▼

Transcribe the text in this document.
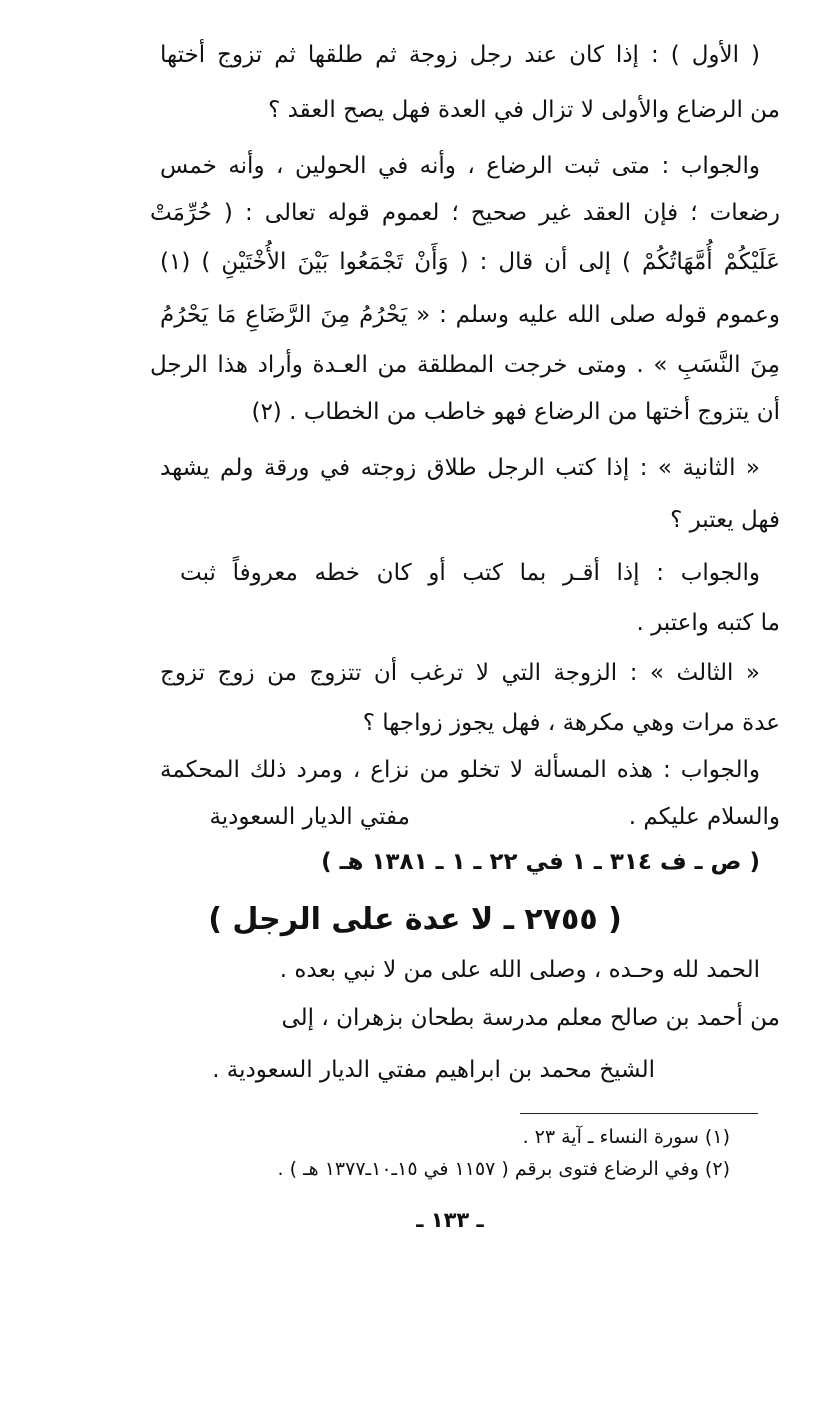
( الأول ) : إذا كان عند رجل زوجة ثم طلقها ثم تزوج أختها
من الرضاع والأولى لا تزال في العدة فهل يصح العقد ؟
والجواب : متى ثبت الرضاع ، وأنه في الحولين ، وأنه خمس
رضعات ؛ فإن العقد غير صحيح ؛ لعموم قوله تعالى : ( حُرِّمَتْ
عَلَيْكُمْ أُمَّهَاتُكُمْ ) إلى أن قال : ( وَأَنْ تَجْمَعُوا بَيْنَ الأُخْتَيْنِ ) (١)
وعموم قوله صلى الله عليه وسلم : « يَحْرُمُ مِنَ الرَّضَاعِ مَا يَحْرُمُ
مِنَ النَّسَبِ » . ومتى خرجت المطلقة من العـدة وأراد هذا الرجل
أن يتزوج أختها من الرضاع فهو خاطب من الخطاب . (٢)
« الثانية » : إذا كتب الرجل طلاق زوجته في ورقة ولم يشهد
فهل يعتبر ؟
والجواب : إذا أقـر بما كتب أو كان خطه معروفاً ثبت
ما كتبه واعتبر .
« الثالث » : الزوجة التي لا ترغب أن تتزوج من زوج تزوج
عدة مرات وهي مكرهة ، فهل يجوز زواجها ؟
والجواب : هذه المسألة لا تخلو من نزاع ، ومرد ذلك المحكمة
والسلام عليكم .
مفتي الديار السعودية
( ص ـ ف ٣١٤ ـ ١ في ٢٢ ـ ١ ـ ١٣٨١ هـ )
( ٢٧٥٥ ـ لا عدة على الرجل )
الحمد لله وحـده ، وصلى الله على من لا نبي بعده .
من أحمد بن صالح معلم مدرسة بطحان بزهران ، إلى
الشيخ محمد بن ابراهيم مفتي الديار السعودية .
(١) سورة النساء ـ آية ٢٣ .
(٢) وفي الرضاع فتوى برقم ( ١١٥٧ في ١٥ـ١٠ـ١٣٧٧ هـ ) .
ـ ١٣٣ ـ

▲
▼

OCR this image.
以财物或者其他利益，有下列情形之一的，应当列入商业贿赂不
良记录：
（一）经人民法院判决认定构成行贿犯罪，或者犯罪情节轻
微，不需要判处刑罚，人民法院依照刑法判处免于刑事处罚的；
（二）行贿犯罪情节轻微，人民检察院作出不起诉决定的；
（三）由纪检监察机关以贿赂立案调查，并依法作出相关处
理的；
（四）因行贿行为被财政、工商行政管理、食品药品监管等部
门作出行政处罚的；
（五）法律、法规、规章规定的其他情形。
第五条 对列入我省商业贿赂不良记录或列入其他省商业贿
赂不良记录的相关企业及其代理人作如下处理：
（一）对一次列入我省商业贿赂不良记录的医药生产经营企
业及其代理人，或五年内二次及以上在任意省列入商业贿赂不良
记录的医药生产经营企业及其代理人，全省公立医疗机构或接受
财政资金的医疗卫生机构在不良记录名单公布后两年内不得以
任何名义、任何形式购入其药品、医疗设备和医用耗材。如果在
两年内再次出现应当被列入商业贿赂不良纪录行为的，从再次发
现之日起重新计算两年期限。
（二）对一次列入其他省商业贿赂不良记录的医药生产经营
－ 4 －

▲
▼

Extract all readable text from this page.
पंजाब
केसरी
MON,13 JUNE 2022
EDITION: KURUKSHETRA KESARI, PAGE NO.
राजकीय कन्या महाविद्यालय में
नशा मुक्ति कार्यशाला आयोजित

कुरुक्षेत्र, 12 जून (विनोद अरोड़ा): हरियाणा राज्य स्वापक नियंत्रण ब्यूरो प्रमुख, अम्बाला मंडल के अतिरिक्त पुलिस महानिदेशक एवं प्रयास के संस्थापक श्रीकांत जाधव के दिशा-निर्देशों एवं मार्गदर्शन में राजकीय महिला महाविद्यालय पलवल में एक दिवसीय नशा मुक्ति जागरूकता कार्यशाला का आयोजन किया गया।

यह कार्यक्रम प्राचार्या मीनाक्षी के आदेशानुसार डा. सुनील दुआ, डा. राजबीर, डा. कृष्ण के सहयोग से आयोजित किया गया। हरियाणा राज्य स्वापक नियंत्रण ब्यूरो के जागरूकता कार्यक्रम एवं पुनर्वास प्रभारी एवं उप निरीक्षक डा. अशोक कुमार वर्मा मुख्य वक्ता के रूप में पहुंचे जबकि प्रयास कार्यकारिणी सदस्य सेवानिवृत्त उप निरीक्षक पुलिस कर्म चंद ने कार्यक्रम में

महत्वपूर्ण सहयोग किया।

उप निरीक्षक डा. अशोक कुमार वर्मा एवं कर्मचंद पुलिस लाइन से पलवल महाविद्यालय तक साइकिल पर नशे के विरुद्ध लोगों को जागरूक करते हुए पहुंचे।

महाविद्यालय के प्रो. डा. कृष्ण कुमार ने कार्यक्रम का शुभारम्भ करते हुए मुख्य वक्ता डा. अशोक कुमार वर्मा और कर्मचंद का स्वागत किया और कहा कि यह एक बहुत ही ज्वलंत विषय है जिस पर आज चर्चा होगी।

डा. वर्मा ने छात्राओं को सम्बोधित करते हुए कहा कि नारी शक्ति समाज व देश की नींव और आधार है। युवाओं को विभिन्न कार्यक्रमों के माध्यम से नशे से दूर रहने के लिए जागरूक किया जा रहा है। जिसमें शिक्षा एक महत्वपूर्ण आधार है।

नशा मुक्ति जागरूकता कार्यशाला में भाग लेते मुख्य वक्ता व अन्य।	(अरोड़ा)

▲

_Exercise goal_
Make a tally of the lines in this data that include the string "الديار", and answer with that tally alone.

_Solved exercise_
2